- [What you should do]:
Please write out the complete listing that follows, exactly as it reads.

(Entries taken from a collection)

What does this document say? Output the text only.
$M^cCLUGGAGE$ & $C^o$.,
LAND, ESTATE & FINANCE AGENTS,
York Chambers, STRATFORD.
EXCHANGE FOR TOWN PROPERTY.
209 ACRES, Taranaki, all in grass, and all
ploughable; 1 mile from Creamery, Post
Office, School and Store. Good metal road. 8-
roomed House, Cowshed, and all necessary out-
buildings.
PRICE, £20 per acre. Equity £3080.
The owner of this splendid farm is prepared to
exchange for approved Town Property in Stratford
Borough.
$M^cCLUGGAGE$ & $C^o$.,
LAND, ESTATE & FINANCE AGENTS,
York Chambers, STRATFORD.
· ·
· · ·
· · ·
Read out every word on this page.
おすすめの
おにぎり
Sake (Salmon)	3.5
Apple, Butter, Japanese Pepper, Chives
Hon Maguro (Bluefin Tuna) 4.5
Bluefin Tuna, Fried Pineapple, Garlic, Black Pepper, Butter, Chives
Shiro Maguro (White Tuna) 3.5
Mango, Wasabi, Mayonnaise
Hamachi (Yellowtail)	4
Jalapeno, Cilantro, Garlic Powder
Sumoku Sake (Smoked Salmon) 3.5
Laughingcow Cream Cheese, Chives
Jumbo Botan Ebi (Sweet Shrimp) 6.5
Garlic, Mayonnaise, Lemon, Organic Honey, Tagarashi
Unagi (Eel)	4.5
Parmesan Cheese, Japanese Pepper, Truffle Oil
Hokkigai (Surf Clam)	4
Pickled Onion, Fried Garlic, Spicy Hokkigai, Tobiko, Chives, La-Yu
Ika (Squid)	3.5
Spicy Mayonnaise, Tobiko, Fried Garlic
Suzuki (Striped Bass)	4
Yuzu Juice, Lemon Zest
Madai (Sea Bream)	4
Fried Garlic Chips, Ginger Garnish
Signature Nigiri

- [Exercise output]:
What does this document say? Output the text only.
$M^cCLUGGAGE$ & $C^o$.,
LAND, ESTATE & FINANCE AGENTS,
York Chambers, STRATFORD.
EXCHANGE FOR TOWN PROPERTY.
209 ACRES, Taranaki, all in grass, and all
ploughable; 1 mile from Creamery, Post
Office, School and Store. Good metal road. 8-
roomed House, Cowshed, and all necessary out-
buildings.
PRICE, £20 per acre. Equity £3080.
The owner of this splendid farm is prepared to
exchange for approved Town Property in Stratford
Borough.
$M^cCLUGGAGE$ & $C^o$.,
LAND, ESTATE & FINANCE AGENTS,
York Chambers, STRATFORD.
· ·
· · ·
· · ·
Read out every word on this page.
おすすめの
おにぎり
Sake (Salmon)	3.5
Apple, Butter, Japanese Pepper, Chives
Hon Maguro (Bluefin Tuna) 4.5
Bluefin Tuna, Fried Pineapple, Garlic, Black Pepper, Butter, Chives
Shiro Maguro (White Tuna) 3.5
Mango, Wasabi, Mayonnaise
Hamachi (Yellowtail)	4
Jalapeno, Cilantro, Garlic Powder
Sumoku Sake (Smoked Salmon) 3.5
Laughingcow Cream Cheese, Chives
Jumbo Botan Ebi (Sweet Shrimp) 6.5
Garlic, Mayonnaise, Lemon, Organic Honey, Tagarashi
Unagi (Eel)	4.5
Parmesan Cheese, Japanese Pepper, Truffle Oil
Hokkigai (Surf Clam)	4
Pickled Onion, Fried Garlic, Spicy Hokkigai, Tobiko, Chives, La-Yu
Ika (Squid)	3.5
Spicy Mayonnaise, Tobiko, Fried Garlic
Suzuki (Striped Bass)	4
Yuzu Juice, Lemon Zest
Madai (Sea Bream)	4
Fried Garlic Chips, Ginger Garnish
Signature Nigiri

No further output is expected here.